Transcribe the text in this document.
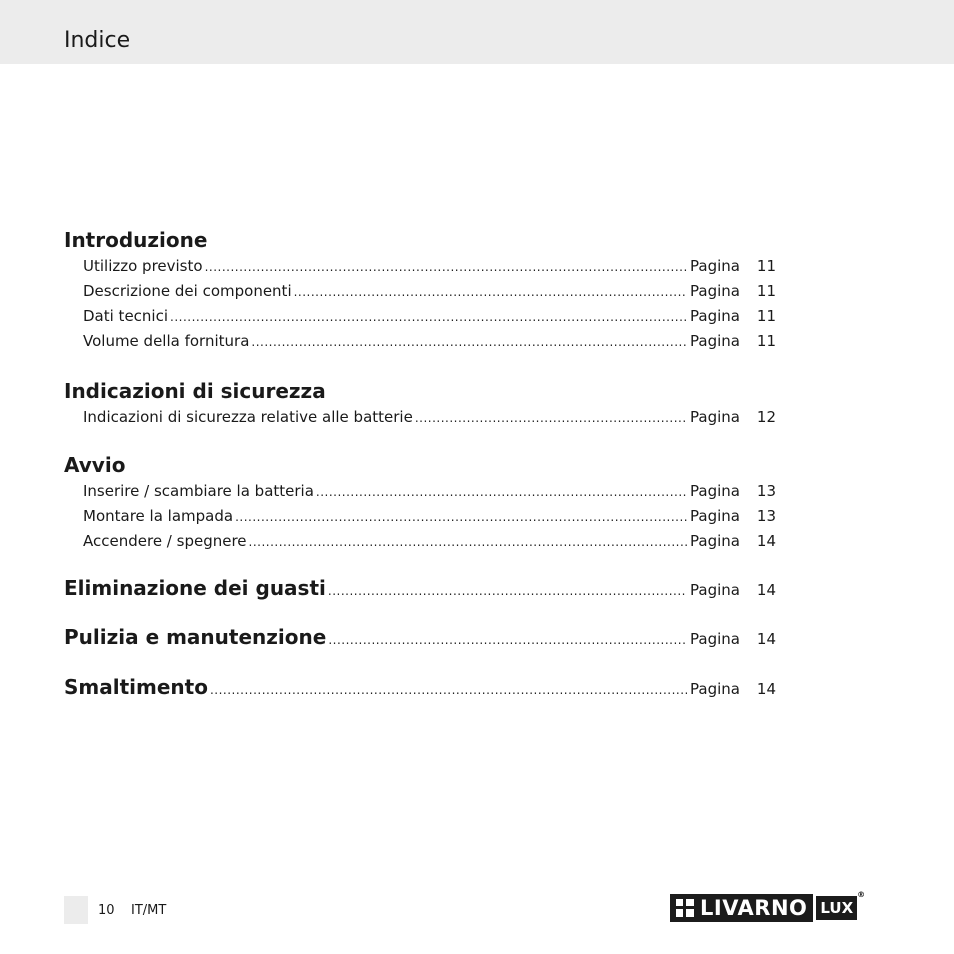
Indice
Introduzione
Utilizzo previsto .....	Pagina	11
Descrizione dei componenti .....	Pagina	11
Dati tecnici .....	Pagina	11
Volume della fornitura .....	Pagina	11
Indicazioni di sicurezza
Indicazioni di sicurezza relative alle batterie .....	Pagina	12
Avvio
Inserire / scambiare la batteria .....	Pagina	13
Montare la lampada .....	Pagina	13
Accendere / spegnere .....	Pagina	14
Eliminazione dei guasti .....	Pagina	14
Pulizia e manutenzione .....	Pagina	14
Smaltimento .....	Pagina	14
10 IT/MT	LIVARNO LUX
®
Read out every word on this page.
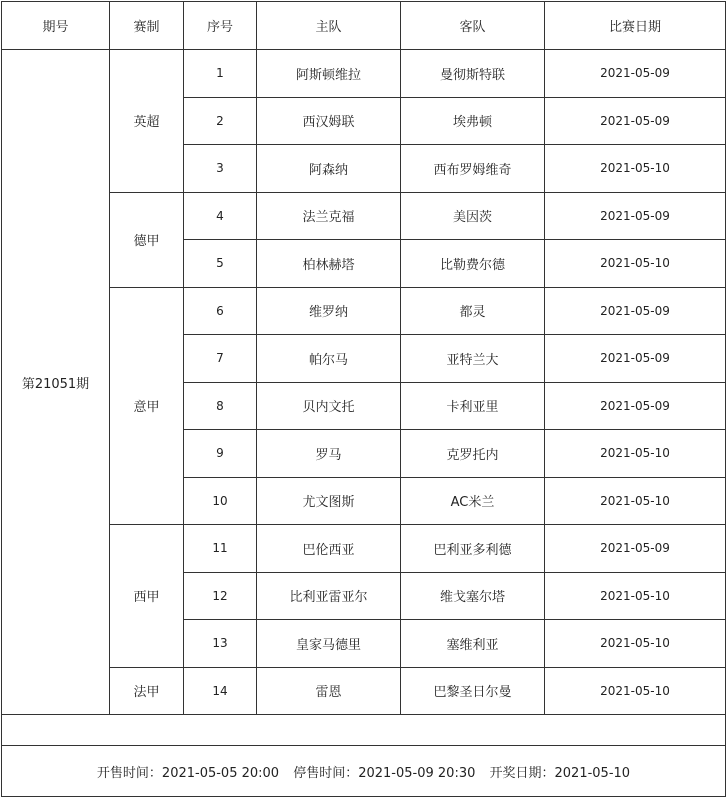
期号	赛制	序号	主队	客队	比赛日期
第21051期	英超	1	阿斯顿维拉	曼彻斯特联	2021-05-09
		2	西汉姆联	埃弗顿	2021-05-09
		3	阿森纳	西布罗姆维奇	2021-05-10
	德甲	4	法兰克福	美因茨	2021-05-09
		5	柏林赫塔	比勒费尔德	2021-05-10
	意甲	6	维罗纳	都灵	2021-05-09
		7	帕尔马	亚特兰大	2021-05-09
		8	贝内文托	卡利亚里	2021-05-09
		9	罗马	克罗托内	2021-05-10
		10	尤文图斯	AC米兰	2021-05-10
	西甲	11	巴伦西亚	巴利亚多利德	2021-05-09
		12	比利亚雷亚尔	维戈塞尔塔	2021-05-10
		13	皇家马德里	塞维利亚	2021-05-10
	法甲	14	雷恩	巴黎圣日尔曼	2021-05-10

开售时间：2021-05-05 20:00 停售时间：2021-05-09 20:30 开奖日期：2021-05-10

**Task goal**
An exact transcription of all the entries is required, without the pictures.

**Task response**
Transcribe the text in this document.
Indice
Introduzione
Utilizzo previsto .....	Pagina	11
Descrizione dei componenti .....	Pagina	11
Dati tecnici .....	Pagina	11
Volume della fornitura .....	Pagina	11
Indicazioni di sicurezza
Indicazioni di sicurezza relative alle batterie .....	Pagina	12
Avvio
Inserire / scambiare la batteria .....	Pagina	13
Montare la lampada .....	Pagina	13
Accendere / spegnere .....	Pagina	14
Eliminazione dei guasti .....	Pagina	14
Pulizia e manutenzione .....	Pagina	14
Smaltimento .....	Pagina	14
10 IT/MT	LIVARNO LUX
®
Read out every word on this page.
期号	赛制	序号	主队	客队	比赛日期
第21051期	英超	1	阿斯顿维拉	曼彻斯特联	2021-05-09
		2	西汉姆联	埃弗顿	2021-05-09
		3	阿森纳	西布罗姆维奇	2021-05-10
	德甲	4	法兰克福	美因茨	2021-05-09
		5	柏林赫塔	比勒费尔德	2021-05-10
	意甲	6	维罗纳	都灵	2021-05-09
		7	帕尔马	亚特兰大	2021-05-09
		8	贝内文托	卡利亚里	2021-05-09
		9	罗马	克罗托内	2021-05-10
		10	尤文图斯	AC米兰	2021-05-10
	西甲	11	巴伦西亚	巴利亚多利德	2021-05-09
		12	比利亚雷亚尔	维戈塞尔塔	2021-05-10
		13	皇家马德里	塞维利亚	2021-05-10
	法甲	14	雷恩	巴黎圣日尔曼	2021-05-10

开售时间：2021-05-05 20:00 停售时间：2021-05-09 20:30 开奖日期：2021-05-10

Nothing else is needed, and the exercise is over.